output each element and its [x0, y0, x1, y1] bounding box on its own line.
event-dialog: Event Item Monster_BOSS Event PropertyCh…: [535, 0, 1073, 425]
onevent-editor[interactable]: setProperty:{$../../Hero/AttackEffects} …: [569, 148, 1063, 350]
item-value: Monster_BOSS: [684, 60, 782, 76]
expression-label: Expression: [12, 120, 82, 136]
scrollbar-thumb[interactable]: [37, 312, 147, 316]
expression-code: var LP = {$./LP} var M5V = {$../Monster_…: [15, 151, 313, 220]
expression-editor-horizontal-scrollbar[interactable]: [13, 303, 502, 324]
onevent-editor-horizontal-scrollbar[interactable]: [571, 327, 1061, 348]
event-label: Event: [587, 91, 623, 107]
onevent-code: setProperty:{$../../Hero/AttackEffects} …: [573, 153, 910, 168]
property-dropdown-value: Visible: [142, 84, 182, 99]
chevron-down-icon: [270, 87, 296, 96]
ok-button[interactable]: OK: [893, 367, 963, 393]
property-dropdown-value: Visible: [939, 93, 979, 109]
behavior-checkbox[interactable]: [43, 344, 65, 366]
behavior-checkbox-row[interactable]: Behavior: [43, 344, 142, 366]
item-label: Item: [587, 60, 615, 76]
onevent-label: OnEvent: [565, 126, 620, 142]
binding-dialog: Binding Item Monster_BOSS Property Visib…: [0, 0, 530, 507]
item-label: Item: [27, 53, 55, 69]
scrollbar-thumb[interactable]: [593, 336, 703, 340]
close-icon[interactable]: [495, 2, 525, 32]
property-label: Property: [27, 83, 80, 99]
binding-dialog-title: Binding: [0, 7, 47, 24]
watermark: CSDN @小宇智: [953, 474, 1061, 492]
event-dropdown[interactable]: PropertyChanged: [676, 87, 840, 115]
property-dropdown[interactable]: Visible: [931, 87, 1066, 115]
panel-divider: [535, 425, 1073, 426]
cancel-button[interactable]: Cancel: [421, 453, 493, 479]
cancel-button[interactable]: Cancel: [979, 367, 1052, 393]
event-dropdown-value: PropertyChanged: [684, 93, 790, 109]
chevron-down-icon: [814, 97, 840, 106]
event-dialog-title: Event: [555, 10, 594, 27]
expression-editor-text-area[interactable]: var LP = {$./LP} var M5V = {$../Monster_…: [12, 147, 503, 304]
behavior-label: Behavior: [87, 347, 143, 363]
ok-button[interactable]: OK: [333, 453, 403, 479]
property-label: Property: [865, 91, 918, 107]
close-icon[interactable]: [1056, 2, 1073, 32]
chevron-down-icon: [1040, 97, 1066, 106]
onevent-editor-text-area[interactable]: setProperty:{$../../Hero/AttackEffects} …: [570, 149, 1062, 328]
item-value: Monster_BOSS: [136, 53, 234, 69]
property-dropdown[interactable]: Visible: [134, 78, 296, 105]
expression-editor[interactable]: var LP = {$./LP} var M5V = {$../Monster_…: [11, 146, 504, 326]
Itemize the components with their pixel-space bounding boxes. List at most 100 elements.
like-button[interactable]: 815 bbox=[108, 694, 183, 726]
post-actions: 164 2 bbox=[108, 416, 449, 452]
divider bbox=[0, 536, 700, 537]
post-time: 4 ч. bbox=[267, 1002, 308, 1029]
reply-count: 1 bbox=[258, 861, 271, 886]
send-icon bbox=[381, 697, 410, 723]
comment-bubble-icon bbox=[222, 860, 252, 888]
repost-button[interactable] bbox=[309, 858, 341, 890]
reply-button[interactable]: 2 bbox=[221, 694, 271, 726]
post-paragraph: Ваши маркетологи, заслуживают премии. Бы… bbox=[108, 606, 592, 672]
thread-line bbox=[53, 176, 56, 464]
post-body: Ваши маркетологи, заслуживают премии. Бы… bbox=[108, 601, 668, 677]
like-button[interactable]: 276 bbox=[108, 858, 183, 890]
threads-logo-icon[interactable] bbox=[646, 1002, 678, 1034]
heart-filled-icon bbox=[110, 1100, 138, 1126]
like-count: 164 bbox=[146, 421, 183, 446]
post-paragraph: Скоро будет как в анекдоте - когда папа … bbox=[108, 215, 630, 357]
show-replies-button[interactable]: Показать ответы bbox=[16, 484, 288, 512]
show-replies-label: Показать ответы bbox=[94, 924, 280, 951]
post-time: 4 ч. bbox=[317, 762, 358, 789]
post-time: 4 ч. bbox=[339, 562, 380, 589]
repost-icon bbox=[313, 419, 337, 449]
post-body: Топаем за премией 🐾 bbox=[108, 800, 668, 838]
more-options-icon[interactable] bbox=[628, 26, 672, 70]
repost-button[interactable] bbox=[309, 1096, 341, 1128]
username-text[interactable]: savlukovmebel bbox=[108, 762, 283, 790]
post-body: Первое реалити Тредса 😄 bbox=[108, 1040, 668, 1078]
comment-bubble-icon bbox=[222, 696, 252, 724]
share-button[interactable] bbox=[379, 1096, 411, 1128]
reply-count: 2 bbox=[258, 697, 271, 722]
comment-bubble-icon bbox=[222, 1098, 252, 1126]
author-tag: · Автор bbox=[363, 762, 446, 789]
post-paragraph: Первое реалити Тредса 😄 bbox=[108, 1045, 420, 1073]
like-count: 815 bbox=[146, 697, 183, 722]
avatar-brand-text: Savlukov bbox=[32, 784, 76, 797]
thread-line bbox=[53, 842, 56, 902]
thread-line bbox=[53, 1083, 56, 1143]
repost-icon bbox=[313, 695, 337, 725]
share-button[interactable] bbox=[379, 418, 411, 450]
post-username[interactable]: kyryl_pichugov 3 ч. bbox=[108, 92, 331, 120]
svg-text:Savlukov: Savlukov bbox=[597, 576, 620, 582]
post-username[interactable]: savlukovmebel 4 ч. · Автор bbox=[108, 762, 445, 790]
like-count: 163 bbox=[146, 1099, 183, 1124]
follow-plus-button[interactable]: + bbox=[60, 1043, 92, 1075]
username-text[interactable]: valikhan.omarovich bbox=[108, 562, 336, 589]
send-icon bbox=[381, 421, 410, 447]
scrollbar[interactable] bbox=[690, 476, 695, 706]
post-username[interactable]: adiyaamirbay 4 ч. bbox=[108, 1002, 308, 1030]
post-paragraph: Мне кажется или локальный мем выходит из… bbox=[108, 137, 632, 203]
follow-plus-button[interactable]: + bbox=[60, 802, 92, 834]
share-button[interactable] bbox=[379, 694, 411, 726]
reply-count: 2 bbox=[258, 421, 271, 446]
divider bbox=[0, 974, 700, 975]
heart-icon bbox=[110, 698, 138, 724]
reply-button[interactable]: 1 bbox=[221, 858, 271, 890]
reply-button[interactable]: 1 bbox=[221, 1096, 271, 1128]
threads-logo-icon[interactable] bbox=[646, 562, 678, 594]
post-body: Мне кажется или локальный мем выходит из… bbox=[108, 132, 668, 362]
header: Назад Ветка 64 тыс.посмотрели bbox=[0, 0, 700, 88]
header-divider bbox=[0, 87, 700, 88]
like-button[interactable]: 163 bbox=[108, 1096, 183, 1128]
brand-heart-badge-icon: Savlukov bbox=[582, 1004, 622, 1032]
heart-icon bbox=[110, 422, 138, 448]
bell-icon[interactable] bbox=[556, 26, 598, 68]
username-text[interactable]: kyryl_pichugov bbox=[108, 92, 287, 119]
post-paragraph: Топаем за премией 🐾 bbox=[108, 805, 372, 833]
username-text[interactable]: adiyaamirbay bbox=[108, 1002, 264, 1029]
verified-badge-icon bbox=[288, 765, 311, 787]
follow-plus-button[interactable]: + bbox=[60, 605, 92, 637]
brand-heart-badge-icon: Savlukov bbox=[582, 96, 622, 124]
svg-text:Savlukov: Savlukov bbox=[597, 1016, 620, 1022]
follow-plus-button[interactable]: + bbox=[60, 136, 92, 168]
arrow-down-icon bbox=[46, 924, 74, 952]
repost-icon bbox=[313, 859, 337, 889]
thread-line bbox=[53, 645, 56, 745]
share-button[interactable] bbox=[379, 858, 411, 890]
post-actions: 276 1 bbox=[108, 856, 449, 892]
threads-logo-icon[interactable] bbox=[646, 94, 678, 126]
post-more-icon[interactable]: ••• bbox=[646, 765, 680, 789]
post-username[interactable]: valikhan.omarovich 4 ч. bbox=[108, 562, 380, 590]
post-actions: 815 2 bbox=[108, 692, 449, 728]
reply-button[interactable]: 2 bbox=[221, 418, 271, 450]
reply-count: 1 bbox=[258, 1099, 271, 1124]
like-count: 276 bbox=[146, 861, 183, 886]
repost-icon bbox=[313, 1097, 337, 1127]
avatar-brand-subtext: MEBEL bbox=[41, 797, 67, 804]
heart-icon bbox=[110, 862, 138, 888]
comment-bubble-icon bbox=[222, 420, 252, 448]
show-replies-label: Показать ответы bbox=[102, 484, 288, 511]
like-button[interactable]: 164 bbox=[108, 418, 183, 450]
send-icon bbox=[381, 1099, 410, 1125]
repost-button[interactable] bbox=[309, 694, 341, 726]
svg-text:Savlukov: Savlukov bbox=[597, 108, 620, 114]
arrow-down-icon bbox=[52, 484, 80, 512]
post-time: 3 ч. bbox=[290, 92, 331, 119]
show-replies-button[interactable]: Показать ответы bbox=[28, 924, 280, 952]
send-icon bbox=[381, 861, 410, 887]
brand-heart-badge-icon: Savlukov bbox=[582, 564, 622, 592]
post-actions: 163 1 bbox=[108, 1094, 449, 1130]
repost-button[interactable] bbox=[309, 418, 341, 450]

──────────

### What the task requires
Reproduce the material from its first line through the line containing "property-label: Property: [27, 83, 80, 99]", both ends included, keeping every line unchanged.

### Response below
output each element and its [x0, y0, x1, y1] bounding box on its own line.
event-dialog: Event Item Monster_BOSS Event PropertyCh…: [535, 0, 1073, 425]
onevent-editor[interactable]: setProperty:{$../../Hero/AttackEffects} …: [569, 148, 1063, 350]
item-value: Monster_BOSS: [684, 60, 782, 76]
expression-label: Expression: [12, 120, 82, 136]
scrollbar-thumb[interactable]: [37, 312, 147, 316]
expression-code: var LP = {$./LP} var M5V = {$../Monster_…: [15, 151, 313, 220]
expression-editor-horizontal-scrollbar[interactable]: [13, 303, 502, 324]
onevent-editor-horizontal-scrollbar[interactable]: [571, 327, 1061, 348]
event-label: Event: [587, 91, 623, 107]
onevent-code: setProperty:{$../../Hero/AttackEffects} …: [573, 153, 910, 168]
property-dropdown-value: Visible: [142, 84, 182, 99]
chevron-down-icon: [270, 87, 296, 96]
ok-button[interactable]: OK: [893, 367, 963, 393]
property-dropdown-value: Visible: [939, 93, 979, 109]
behavior-checkbox[interactable]: [43, 344, 65, 366]
behavior-checkbox-row[interactable]: Behavior: [43, 344, 142, 366]
item-label: Item: [587, 60, 615, 76]
onevent-label: OnEvent: [565, 126, 620, 142]
binding-dialog: Binding Item Monster_BOSS Property Visib…: [0, 0, 530, 507]
item-label: Item: [27, 53, 55, 69]
scrollbar-thumb[interactable]: [593, 336, 703, 340]
close-icon[interactable]: [495, 2, 525, 32]
property-label: Property: [27, 83, 80, 99]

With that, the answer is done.